**WORK INSTRUCTIONS:** Copy out each line that has "text" in it.

** Start of DATA PROVIDED **

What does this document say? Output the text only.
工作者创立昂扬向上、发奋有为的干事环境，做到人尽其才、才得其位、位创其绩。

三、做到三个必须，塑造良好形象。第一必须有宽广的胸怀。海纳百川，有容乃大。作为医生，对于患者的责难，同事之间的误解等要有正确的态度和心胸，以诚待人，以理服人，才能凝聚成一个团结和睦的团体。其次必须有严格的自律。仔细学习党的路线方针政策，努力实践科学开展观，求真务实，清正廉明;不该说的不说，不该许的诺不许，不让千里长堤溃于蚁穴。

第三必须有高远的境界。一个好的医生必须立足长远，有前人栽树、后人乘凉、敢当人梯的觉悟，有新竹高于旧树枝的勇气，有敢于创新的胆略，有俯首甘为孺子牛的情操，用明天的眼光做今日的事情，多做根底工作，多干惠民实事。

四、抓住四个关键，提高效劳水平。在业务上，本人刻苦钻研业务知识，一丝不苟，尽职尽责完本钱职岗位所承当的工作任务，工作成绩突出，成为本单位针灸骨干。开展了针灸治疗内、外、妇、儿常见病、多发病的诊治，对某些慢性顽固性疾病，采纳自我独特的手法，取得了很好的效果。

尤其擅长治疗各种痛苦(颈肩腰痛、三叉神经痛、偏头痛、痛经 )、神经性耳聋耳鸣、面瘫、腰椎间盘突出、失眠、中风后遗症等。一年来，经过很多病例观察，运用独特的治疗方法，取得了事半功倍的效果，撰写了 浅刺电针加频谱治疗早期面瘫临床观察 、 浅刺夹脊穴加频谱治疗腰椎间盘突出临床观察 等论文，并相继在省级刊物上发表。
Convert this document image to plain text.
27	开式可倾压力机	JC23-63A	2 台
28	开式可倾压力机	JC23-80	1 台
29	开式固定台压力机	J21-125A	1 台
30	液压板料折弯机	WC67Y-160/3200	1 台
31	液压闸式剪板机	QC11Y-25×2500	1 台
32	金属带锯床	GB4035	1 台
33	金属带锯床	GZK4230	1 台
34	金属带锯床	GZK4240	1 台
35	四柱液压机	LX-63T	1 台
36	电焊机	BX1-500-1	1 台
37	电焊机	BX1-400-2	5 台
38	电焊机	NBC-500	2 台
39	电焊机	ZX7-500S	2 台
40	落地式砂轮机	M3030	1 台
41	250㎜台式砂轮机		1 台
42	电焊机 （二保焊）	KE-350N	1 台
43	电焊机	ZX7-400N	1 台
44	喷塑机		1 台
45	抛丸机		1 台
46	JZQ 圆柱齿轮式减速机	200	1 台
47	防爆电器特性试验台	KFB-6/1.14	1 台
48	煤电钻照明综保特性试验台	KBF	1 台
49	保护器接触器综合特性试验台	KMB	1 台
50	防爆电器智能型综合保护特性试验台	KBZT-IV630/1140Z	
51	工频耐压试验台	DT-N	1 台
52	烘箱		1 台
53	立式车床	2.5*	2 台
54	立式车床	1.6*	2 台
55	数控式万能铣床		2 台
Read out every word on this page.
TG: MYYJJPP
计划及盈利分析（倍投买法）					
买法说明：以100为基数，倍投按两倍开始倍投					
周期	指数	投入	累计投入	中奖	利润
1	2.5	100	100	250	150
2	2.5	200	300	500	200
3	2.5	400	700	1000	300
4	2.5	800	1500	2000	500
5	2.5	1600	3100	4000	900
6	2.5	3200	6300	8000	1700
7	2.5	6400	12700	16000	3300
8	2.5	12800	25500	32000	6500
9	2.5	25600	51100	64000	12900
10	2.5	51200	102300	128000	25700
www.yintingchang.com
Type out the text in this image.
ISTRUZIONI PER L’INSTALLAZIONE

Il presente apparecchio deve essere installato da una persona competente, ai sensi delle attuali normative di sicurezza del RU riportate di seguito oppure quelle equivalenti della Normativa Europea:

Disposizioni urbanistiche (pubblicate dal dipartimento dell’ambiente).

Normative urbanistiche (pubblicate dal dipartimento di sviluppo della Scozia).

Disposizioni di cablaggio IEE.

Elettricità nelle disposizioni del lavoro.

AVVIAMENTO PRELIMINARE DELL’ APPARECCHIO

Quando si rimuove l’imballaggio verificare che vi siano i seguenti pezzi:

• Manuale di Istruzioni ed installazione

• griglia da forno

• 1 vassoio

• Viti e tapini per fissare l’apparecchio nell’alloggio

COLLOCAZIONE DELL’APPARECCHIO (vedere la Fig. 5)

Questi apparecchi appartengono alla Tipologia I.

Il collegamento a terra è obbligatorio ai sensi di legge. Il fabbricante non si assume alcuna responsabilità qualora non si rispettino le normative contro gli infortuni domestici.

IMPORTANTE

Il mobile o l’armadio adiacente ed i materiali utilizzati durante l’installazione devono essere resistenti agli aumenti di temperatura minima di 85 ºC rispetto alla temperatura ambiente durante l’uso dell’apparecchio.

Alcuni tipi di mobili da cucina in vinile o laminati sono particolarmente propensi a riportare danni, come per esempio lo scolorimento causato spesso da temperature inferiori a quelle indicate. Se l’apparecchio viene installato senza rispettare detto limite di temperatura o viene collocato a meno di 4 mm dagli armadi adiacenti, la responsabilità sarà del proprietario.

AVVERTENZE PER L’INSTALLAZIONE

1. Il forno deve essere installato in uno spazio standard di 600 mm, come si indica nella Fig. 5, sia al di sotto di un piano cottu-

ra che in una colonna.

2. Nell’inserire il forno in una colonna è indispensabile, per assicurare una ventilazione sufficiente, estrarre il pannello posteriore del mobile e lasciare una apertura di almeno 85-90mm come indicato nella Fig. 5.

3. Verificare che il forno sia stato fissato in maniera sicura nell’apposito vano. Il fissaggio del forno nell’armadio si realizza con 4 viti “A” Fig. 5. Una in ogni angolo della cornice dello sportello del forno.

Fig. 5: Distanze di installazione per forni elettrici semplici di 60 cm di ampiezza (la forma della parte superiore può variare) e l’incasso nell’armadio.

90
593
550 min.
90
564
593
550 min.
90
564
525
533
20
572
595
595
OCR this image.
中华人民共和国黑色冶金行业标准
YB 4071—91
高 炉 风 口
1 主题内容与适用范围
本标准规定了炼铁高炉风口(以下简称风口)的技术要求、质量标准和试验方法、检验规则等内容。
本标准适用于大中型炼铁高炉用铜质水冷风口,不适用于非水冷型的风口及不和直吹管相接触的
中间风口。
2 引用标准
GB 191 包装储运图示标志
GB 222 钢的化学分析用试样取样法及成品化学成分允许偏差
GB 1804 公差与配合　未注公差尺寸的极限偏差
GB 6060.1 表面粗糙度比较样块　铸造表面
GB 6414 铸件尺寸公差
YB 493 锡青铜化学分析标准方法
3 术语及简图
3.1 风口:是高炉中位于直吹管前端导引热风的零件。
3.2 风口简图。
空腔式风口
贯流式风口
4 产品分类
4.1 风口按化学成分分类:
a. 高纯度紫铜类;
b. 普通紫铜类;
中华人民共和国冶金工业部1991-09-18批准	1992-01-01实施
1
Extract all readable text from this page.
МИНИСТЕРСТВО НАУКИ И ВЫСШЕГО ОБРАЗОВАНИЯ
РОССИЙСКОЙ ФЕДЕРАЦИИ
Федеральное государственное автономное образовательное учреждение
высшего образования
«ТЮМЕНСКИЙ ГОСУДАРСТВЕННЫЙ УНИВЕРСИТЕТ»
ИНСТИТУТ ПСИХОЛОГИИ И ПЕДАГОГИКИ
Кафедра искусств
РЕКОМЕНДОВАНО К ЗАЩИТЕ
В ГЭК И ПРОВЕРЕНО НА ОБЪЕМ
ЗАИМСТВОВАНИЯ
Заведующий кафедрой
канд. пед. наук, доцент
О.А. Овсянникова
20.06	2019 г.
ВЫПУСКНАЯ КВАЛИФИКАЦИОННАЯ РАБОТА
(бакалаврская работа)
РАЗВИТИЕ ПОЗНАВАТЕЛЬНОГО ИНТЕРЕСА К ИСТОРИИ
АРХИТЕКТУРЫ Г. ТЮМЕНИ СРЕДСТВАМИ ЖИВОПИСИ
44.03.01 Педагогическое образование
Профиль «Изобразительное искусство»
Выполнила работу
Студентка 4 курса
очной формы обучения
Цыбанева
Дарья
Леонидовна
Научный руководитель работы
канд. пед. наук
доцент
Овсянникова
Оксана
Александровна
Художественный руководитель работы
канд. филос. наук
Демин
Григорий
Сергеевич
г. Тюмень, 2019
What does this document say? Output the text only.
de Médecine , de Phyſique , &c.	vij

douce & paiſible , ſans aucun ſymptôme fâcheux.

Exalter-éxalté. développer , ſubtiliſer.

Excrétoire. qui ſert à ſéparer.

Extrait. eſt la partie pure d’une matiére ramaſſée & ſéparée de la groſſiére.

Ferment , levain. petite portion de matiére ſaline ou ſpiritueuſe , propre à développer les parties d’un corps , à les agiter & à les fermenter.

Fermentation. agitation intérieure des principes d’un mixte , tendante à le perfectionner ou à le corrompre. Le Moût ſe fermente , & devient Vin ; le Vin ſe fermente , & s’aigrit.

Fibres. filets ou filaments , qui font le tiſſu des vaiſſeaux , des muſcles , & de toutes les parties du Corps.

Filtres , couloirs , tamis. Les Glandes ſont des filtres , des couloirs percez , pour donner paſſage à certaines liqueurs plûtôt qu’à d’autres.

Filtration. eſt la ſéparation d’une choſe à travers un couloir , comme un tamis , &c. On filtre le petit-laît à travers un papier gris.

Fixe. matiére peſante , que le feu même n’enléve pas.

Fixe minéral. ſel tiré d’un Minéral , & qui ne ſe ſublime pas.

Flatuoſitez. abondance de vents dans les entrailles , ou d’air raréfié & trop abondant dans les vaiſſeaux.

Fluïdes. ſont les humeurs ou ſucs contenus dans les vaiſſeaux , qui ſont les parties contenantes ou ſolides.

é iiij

** End of DATA PROVIDED **

**RESULT:**
What does this document say? Output the text only.
Convert this document image to plain text.
Type out the text in this image.
Extract all readable text from this page.
What does this document say? Output the text only.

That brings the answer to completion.